# Work to be completed
Transcribe every line exactly and omit anything that is a picture.

# Data lines
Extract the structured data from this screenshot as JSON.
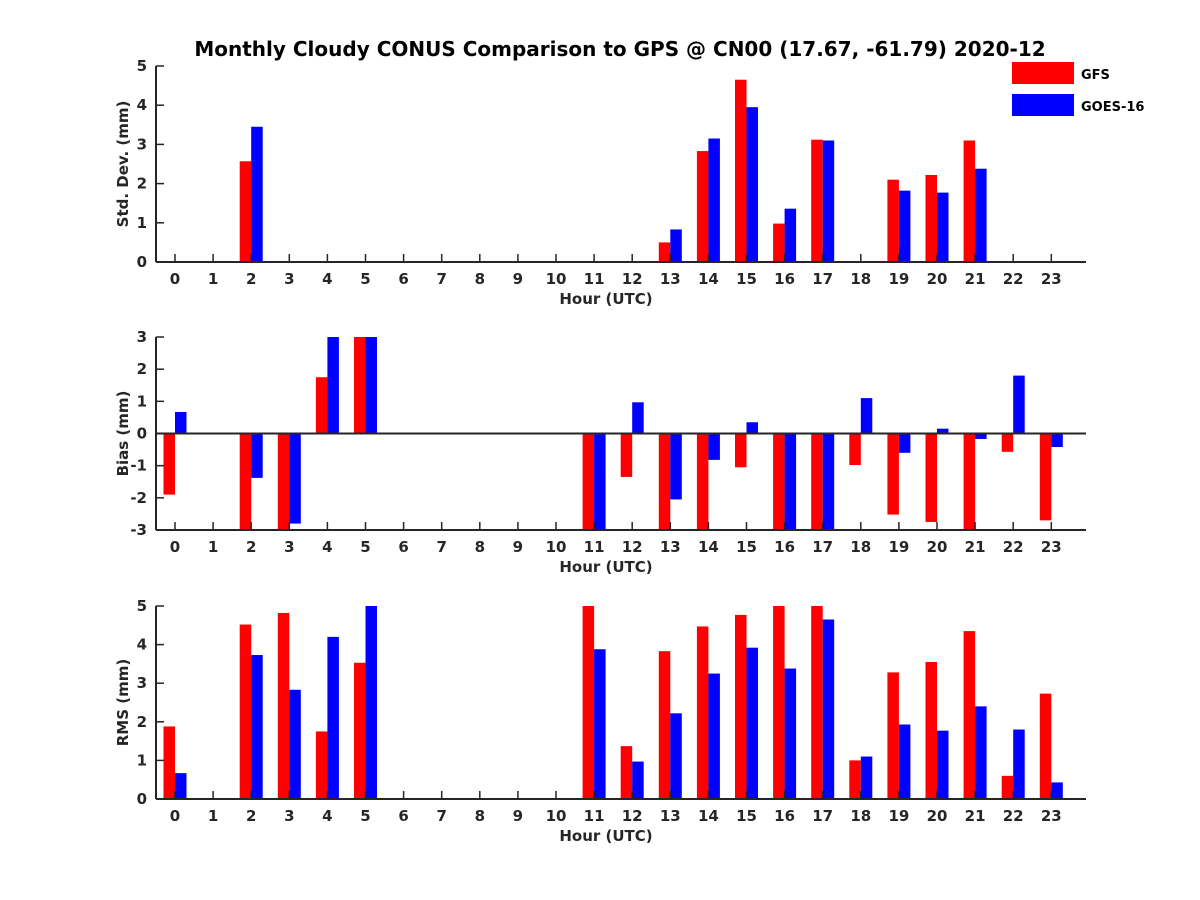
{
  "title": "Monthly Cloudy CONUS Comparison to GPS @ CN00 (17.67, -61.79) 2020-12",
  "legend": [
    {
      "name": "GFS",
      "color": "#ff0000"
    },
    {
      "name": "GOES-16",
      "color": "#0000ff"
    }
  ],
  "chart_data": [
    {
      "type": "bar",
      "xlabel": "Hour (UTC)",
      "ylabel": "Std. Dev. (mm)",
      "ylim": [
        0,
        5
      ],
      "yticks": [
        0,
        1,
        2,
        3,
        4,
        5
      ],
      "categories": [
        "0",
        "1",
        "2",
        "3",
        "4",
        "5",
        "6",
        "7",
        "8",
        "9",
        "10",
        "11",
        "12",
        "13",
        "14",
        "15",
        "16",
        "17",
        "18",
        "19",
        "20",
        "21",
        "22",
        "23"
      ],
      "series": [
        {
          "name": "GFS",
          "color": "#ff0000",
          "values": [
            null,
            null,
            2.57,
            null,
            null,
            null,
            null,
            null,
            null,
            null,
            null,
            null,
            null,
            0.5,
            2.83,
            4.65,
            0.98,
            3.12,
            null,
            2.1,
            2.22,
            3.1,
            null,
            null
          ]
        },
        {
          "name": "GOES-16",
          "color": "#0000ff",
          "values": [
            null,
            null,
            3.45,
            null,
            null,
            null,
            null,
            null,
            null,
            null,
            null,
            null,
            null,
            0.83,
            3.15,
            3.95,
            1.36,
            3.1,
            null,
            1.82,
            1.77,
            2.38,
            null,
            null
          ]
        }
      ]
    },
    {
      "type": "bar",
      "xlabel": "Hour (UTC)",
      "ylabel": "Bias (mm)",
      "ylim": [
        -3,
        3
      ],
      "yticks": [
        -3,
        -2,
        -1,
        0,
        1,
        2,
        3
      ],
      "categories": [
        "0",
        "1",
        "2",
        "3",
        "4",
        "5",
        "6",
        "7",
        "8",
        "9",
        "10",
        "11",
        "12",
        "13",
        "14",
        "15",
        "16",
        "17",
        "18",
        "19",
        "20",
        "21",
        "22",
        "23"
      ],
      "series": [
        {
          "name": "GFS",
          "color": "#ff0000",
          "values": [
            -1.9,
            null,
            -3,
            -3,
            1.75,
            3,
            null,
            null,
            null,
            null,
            null,
            -3,
            -1.35,
            -3,
            -3,
            -1.05,
            -3,
            -3,
            -0.98,
            -2.52,
            -2.75,
            -3,
            -0.57,
            -2.7
          ]
        },
        {
          "name": "GOES-16",
          "color": "#0000ff",
          "values": [
            0.67,
            null,
            -1.38,
            -2.8,
            3,
            3,
            null,
            null,
            null,
            null,
            null,
            -3,
            0.97,
            -2.05,
            -0.82,
            0.35,
            -3,
            -3,
            1.1,
            -0.6,
            0.15,
            -0.17,
            1.8,
            -0.42
          ]
        }
      ]
    },
    {
      "type": "bar",
      "xlabel": "Hour (UTC)",
      "ylabel": "RMS (mm)",
      "ylim": [
        0,
        5
      ],
      "yticks": [
        0,
        1,
        2,
        3,
        4,
        5
      ],
      "categories": [
        "0",
        "1",
        "2",
        "3",
        "4",
        "5",
        "6",
        "7",
        "8",
        "9",
        "10",
        "11",
        "12",
        "13",
        "14",
        "15",
        "16",
        "17",
        "18",
        "19",
        "20",
        "21",
        "22",
        "23"
      ],
      "series": [
        {
          "name": "GFS",
          "color": "#ff0000",
          "values": [
            1.88,
            null,
            4.52,
            4.82,
            1.75,
            3.53,
            null,
            null,
            null,
            null,
            null,
            5,
            1.37,
            3.83,
            4.47,
            4.77,
            5,
            5,
            1,
            3.28,
            3.55,
            4.35,
            0.6,
            2.73
          ]
        },
        {
          "name": "GOES-16",
          "color": "#0000ff",
          "values": [
            0.67,
            null,
            3.73,
            2.83,
            4.2,
            5,
            null,
            null,
            null,
            null,
            null,
            3.88,
            0.97,
            2.22,
            3.25,
            3.92,
            3.38,
            4.65,
            1.1,
            1.93,
            1.77,
            2.4,
            1.8,
            0.43
          ]
        }
      ]
    }
  ]
}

# Solution
Extract the structured data from this screenshot as JSON.
{
  "title": "Monthly Cloudy CONUS Comparison to GPS @ CN00 (17.67, -61.79) 2020-12",
  "legend": [
    {
      "name": "GFS",
      "color": "#ff0000"
    },
    {
      "name": "GOES-16",
      "color": "#0000ff"
    }
  ],
  "chart_data": [
    {
      "type": "bar",
      "xlabel": "Hour (UTC)",
      "ylabel": "Std. Dev. (mm)",
      "ylim": [
        0,
        5
      ],
      "yticks": [
        0,
        1,
        2,
        3,
        4,
        5
      ],
      "categories": [
        "0",
        "1",
        "2",
        "3",
        "4",
        "5",
        "6",
        "7",
        "8",
        "9",
        "10",
        "11",
        "12",
        "13",
        "14",
        "15",
        "16",
        "17",
        "18",
        "19",
        "20",
        "21",
        "22",
        "23"
      ],
      "series": [
        {
          "name": "GFS",
          "color": "#ff0000",
          "values": [
            null,
            null,
            2.57,
            null,
            null,
            null,
            null,
            null,
            null,
            null,
            null,
            null,
            null,
            0.5,
            2.83,
            4.65,
            0.98,
            3.12,
            null,
            2.1,
            2.22,
            3.1,
            null,
            null
          ]
        },
        {
          "name": "GOES-16",
          "color": "#0000ff",
          "values": [
            null,
            null,
            3.45,
            null,
            null,
            null,
            null,
            null,
            null,
            null,
            null,
            null,
            null,
            0.83,
            3.15,
            3.95,
            1.36,
            3.1,
            null,
            1.82,
            1.77,
            2.38,
            null,
            null
          ]
        }
      ]
    },
    {
      "type": "bar",
      "xlabel": "Hour (UTC)",
      "ylabel": "Bias (mm)",
      "ylim": [
        -3,
        3
      ],
      "yticks": [
        -3,
        -2,
        -1,
        0,
        1,
        2,
        3
      ],
      "categories": [
        "0",
        "1",
        "2",
        "3",
        "4",
        "5",
        "6",
        "7",
        "8",
        "9",
        "10",
        "11",
        "12",
        "13",
        "14",
        "15",
        "16",
        "17",
        "18",
        "19",
        "20",
        "21",
        "22",
        "23"
      ],
      "series": [
        {
          "name": "GFS",
          "color": "#ff0000",
          "values": [
            -1.9,
            null,
            -3,
            -3,
            1.75,
            3,
            null,
            null,
            null,
            null,
            null,
            -3,
            -1.35,
            -3,
            -3,
            -1.05,
            -3,
            -3,
            -0.98,
            -2.52,
            -2.75,
            -3,
            -0.57,
            -2.7
          ]
        },
        {
          "name": "GOES-16",
          "color": "#0000ff",
          "values": [
            0.67,
            null,
            -1.38,
            -2.8,
            3,
            3,
            null,
            null,
            null,
            null,
            null,
            -3,
            0.97,
            -2.05,
            -0.82,
            0.35,
            -3,
            -3,
            1.1,
            -0.6,
            0.15,
            -0.17,
            1.8,
            -0.42
          ]
        }
      ]
    },
    {
      "type": "bar",
      "xlabel": "Hour (UTC)",
      "ylabel": "RMS (mm)",
      "ylim": [
        0,
        5
      ],
      "yticks": [
        0,
        1,
        2,
        3,
        4,
        5
      ],
      "categories": [
        "0",
        "1",
        "2",
        "3",
        "4",
        "5",
        "6",
        "7",
        "8",
        "9",
        "10",
        "11",
        "12",
        "13",
        "14",
        "15",
        "16",
        "17",
        "18",
        "19",
        "20",
        "21",
        "22",
        "23"
      ],
      "series": [
        {
          "name": "GFS",
          "color": "#ff0000",
          "values": [
            1.88,
            null,
            4.52,
            4.82,
            1.75,
            3.53,
            null,
            null,
            null,
            null,
            null,
            5,
            1.37,
            3.83,
            4.47,
            4.77,
            5,
            5,
            1,
            3.28,
            3.55,
            4.35,
            0.6,
            2.73
          ]
        },
        {
          "name": "GOES-16",
          "color": "#0000ff",
          "values": [
            0.67,
            null,
            3.73,
            2.83,
            4.2,
            5,
            null,
            null,
            null,
            null,
            null,
            3.88,
            0.97,
            2.22,
            3.25,
            3.92,
            3.38,
            4.65,
            1.1,
            1.93,
            1.77,
            2.4,
            1.8,
            0.43
          ]
        }
      ]
    }
  ]
}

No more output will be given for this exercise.